Saved entries:
━━━━━━━━

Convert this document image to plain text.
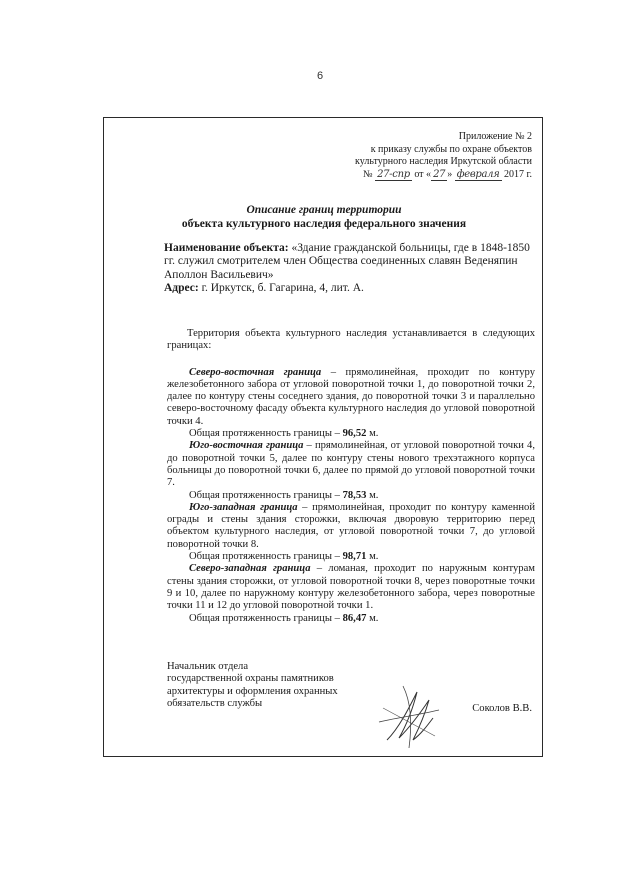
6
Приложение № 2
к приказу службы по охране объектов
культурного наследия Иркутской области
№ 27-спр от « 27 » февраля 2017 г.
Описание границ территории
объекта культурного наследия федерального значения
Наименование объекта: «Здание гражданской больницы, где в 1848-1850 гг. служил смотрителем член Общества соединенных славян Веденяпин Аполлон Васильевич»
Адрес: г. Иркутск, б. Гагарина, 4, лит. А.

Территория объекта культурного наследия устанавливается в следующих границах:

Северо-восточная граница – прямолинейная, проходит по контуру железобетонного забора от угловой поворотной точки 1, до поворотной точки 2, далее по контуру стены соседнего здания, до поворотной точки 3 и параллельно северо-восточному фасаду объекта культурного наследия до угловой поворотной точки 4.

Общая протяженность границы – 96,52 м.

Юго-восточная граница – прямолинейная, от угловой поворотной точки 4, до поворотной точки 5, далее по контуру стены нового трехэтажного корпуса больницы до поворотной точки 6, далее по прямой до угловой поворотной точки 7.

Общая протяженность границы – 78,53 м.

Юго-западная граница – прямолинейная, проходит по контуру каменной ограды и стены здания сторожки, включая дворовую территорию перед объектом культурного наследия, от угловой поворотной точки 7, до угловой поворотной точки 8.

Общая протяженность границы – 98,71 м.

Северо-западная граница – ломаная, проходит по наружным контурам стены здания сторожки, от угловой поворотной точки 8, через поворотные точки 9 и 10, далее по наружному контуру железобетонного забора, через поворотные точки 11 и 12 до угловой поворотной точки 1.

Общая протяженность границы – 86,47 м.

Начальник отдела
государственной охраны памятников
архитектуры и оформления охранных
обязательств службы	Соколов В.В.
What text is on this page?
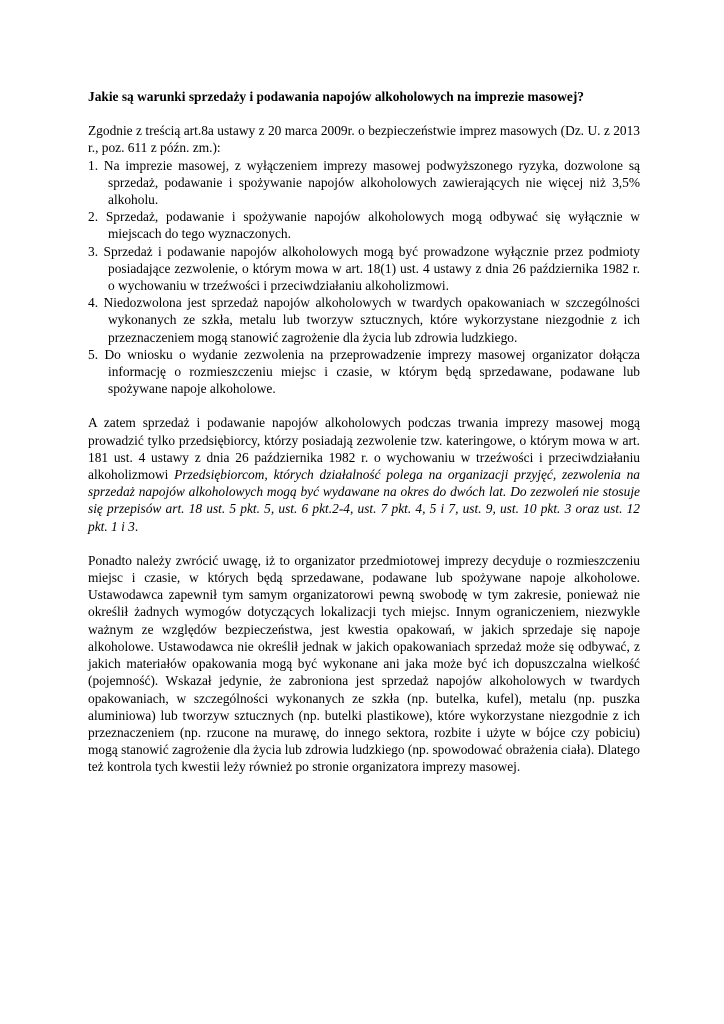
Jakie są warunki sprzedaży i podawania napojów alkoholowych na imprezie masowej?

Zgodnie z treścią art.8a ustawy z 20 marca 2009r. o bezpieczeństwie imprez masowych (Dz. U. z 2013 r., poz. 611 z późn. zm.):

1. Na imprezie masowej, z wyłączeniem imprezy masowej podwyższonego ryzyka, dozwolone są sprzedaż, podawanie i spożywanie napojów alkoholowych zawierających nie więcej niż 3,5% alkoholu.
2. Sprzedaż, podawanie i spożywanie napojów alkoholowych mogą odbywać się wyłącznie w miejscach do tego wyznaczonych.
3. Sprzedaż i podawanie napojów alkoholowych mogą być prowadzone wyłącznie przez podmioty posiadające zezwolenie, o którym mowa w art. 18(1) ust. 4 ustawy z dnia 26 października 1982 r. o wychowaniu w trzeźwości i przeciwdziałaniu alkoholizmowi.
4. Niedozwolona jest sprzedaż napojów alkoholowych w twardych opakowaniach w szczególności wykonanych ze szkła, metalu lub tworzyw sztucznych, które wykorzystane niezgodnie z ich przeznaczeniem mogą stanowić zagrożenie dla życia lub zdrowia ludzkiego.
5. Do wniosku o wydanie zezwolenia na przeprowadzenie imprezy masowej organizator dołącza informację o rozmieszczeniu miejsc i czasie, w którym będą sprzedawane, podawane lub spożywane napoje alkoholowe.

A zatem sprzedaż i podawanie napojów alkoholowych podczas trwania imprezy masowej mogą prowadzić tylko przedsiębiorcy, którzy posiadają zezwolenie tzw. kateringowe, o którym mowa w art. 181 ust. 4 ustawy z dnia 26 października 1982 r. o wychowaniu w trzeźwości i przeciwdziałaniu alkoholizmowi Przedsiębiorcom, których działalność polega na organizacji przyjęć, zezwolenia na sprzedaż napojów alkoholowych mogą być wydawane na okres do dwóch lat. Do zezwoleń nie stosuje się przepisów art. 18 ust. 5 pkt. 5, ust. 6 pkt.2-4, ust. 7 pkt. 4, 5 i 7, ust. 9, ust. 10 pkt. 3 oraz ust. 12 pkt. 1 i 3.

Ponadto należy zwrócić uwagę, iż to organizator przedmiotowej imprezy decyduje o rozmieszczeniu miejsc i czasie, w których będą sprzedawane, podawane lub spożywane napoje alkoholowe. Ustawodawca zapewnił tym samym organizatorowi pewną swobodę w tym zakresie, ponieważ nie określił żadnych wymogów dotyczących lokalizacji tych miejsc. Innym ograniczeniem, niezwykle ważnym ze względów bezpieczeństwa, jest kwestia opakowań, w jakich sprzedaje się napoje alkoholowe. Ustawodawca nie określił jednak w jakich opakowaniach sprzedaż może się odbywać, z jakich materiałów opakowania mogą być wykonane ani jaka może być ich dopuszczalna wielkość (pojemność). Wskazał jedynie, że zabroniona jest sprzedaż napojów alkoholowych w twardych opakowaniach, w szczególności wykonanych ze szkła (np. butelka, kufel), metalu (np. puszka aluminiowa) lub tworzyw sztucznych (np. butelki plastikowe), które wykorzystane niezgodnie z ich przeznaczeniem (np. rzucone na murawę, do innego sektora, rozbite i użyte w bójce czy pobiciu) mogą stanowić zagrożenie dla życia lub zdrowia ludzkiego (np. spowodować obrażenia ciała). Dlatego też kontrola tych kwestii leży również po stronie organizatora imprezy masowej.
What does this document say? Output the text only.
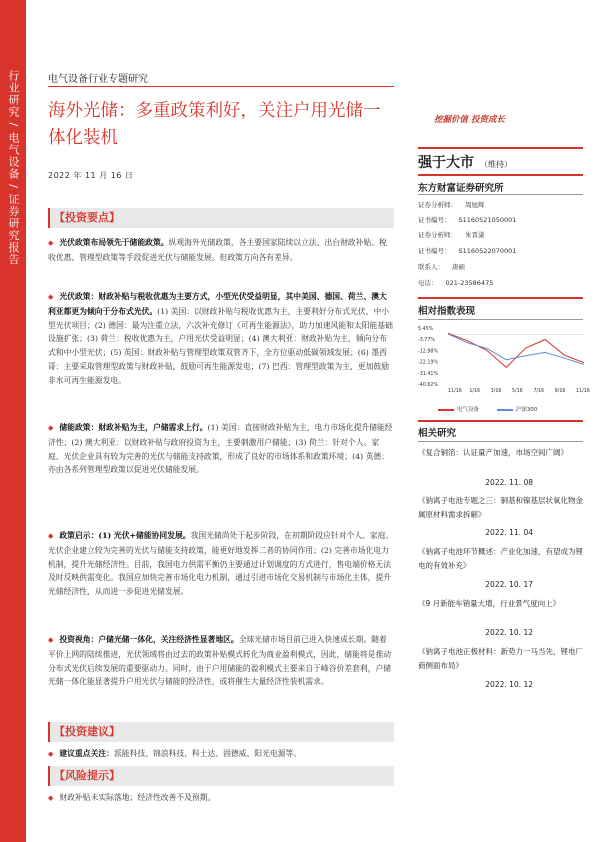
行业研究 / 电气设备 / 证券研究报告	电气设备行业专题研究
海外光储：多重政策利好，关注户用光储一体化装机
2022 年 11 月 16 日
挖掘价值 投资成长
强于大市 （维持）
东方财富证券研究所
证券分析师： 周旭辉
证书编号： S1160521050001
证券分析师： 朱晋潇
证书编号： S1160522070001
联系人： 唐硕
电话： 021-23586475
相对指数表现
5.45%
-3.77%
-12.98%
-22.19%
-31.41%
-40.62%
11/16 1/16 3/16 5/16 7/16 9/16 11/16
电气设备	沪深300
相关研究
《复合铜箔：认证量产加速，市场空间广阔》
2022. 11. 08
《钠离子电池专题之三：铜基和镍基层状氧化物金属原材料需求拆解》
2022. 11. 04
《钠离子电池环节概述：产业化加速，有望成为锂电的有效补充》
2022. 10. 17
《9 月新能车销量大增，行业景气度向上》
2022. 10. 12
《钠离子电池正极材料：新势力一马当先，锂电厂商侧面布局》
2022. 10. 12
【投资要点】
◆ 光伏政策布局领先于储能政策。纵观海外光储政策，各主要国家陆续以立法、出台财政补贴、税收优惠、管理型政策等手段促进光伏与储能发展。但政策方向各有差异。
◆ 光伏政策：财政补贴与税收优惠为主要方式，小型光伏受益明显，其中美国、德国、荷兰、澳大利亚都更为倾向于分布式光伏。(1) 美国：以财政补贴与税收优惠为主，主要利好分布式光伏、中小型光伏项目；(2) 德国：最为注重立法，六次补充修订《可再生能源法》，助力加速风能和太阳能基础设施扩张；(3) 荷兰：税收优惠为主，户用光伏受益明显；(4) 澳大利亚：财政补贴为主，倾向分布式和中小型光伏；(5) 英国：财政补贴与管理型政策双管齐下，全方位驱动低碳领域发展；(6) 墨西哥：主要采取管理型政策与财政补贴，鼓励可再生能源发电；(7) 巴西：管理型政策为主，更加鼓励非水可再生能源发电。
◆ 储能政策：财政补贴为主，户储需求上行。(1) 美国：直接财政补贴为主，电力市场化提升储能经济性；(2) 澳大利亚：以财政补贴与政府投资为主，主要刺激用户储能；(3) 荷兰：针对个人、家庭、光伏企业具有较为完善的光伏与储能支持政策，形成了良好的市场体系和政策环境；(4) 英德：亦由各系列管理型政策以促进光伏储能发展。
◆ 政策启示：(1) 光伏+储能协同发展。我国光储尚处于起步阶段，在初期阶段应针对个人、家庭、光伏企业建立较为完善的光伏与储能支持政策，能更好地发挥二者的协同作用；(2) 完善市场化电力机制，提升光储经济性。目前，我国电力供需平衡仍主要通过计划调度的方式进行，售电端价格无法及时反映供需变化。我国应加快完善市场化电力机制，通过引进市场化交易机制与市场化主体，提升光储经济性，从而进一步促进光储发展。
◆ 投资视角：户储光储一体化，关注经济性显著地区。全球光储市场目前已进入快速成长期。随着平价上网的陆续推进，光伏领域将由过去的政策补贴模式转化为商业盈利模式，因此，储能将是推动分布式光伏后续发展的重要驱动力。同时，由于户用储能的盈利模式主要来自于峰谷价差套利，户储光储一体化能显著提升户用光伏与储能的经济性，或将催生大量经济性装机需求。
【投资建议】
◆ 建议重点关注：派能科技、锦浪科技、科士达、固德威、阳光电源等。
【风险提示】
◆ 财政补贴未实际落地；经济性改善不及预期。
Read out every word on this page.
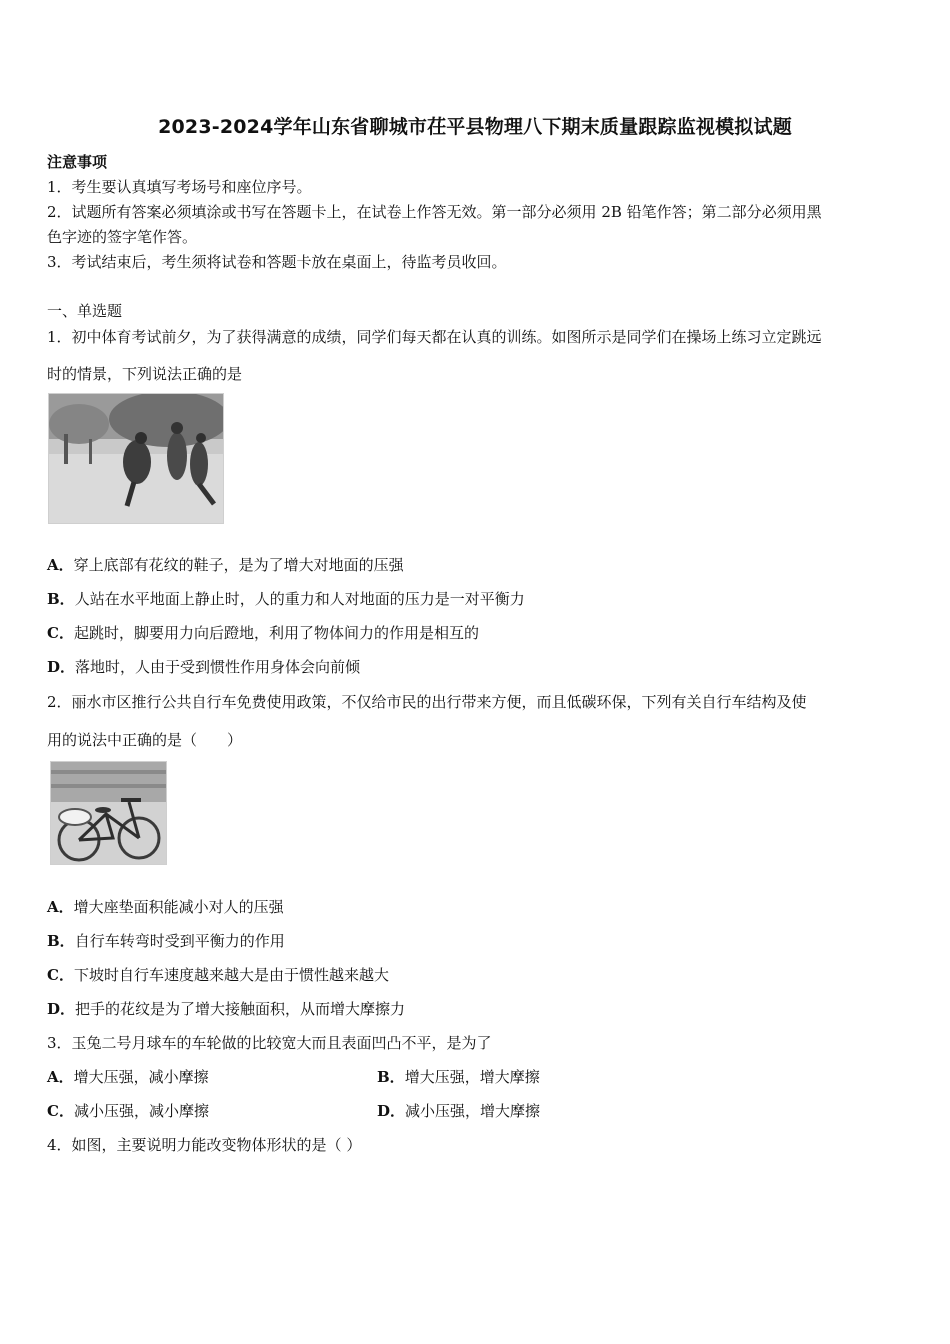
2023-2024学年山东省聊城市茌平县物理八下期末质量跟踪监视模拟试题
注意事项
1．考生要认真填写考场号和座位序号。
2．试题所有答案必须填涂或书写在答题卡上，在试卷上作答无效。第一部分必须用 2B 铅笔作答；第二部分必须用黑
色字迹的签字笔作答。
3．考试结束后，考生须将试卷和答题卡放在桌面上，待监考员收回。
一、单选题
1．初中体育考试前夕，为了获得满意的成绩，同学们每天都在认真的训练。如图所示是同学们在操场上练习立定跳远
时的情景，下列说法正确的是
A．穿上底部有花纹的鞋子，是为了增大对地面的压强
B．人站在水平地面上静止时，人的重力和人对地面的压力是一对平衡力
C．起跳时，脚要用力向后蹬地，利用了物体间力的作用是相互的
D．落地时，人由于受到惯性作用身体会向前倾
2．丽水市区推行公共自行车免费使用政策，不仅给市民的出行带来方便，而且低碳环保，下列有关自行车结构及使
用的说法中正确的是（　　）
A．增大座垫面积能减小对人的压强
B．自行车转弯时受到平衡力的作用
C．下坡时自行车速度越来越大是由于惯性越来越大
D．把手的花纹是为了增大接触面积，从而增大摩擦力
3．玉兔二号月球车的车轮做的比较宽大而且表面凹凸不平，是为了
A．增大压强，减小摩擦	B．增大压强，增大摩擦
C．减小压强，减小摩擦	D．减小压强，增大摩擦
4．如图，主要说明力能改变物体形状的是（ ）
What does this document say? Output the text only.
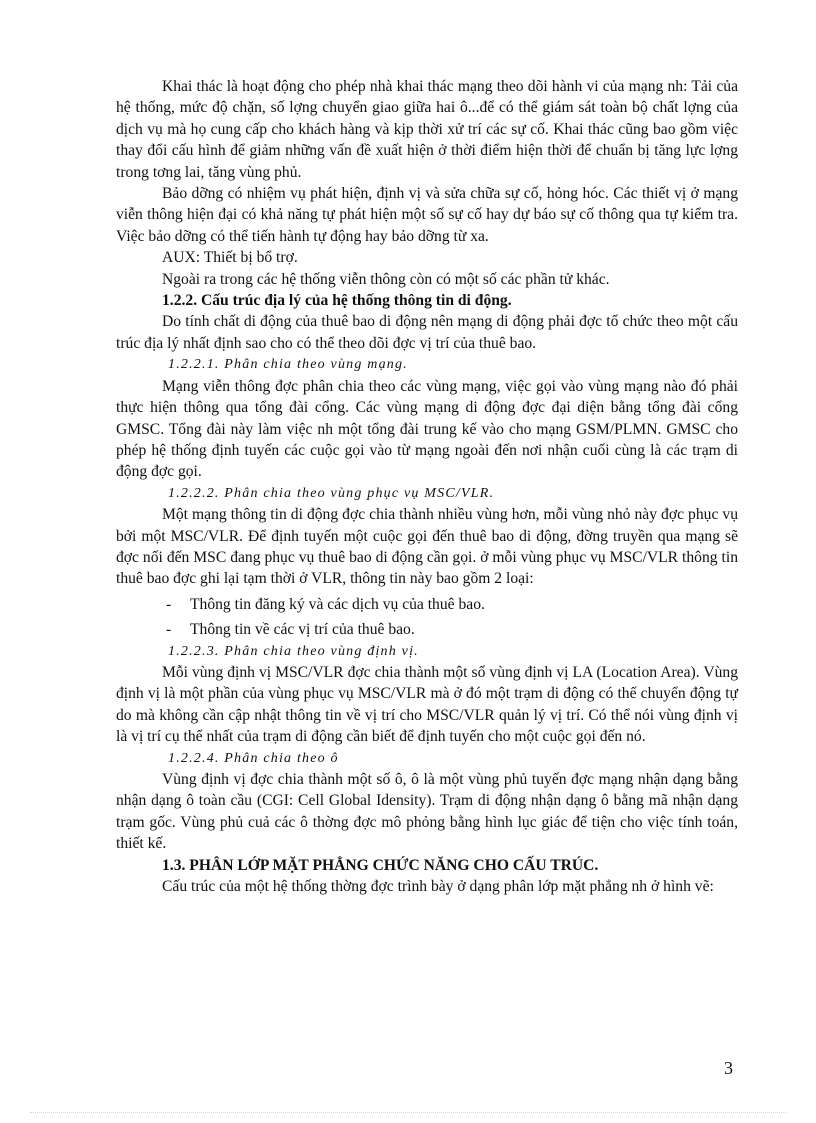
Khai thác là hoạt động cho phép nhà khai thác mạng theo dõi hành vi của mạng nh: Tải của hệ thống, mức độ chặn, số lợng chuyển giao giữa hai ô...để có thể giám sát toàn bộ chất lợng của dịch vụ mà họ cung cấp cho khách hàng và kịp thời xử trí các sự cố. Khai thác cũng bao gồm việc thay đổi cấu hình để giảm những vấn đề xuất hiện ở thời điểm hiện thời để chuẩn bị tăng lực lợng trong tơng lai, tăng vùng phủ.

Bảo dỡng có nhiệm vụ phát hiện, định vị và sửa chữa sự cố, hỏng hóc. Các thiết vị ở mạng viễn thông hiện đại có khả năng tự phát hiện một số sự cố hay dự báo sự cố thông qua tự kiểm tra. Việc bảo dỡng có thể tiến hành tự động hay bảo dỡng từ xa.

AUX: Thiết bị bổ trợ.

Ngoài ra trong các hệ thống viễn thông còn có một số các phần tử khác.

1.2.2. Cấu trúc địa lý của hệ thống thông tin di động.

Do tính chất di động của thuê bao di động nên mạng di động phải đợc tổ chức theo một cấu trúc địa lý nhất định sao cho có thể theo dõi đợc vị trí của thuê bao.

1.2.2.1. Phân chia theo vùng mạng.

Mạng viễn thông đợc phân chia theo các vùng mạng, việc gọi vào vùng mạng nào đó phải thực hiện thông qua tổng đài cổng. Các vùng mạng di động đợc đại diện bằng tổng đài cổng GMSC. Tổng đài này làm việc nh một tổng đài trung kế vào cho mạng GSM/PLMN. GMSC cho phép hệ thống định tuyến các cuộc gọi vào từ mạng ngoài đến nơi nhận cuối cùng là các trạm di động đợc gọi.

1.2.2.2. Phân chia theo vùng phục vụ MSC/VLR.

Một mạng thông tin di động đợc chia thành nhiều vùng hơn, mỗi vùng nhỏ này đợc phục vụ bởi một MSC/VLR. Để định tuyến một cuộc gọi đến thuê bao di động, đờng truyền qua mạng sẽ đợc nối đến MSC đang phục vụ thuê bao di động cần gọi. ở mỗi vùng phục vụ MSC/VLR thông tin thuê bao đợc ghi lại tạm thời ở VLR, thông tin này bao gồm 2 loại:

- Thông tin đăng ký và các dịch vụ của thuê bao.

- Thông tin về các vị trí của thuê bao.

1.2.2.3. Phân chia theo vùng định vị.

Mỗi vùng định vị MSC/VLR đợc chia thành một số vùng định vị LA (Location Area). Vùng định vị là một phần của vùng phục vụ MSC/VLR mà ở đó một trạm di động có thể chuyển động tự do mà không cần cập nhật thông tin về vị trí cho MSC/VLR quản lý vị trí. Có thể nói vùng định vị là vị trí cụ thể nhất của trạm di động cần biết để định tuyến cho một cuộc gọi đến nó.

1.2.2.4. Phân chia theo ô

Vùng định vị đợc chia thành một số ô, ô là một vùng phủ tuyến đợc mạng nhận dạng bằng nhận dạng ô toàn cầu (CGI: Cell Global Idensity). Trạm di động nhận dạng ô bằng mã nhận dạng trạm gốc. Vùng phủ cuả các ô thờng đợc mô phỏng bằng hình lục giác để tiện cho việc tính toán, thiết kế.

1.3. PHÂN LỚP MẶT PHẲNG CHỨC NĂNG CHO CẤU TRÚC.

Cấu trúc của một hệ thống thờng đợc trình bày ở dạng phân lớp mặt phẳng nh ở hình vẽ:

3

━━━━━━━━

*TASK BRIEF:*
Return each line among the entries that holds the word "text".

*SOLVED PROBLEM:*
Convert this document image to plain text.
What text is on this page?
What does this document say? Output the text only.
What does this document say? Output the text only.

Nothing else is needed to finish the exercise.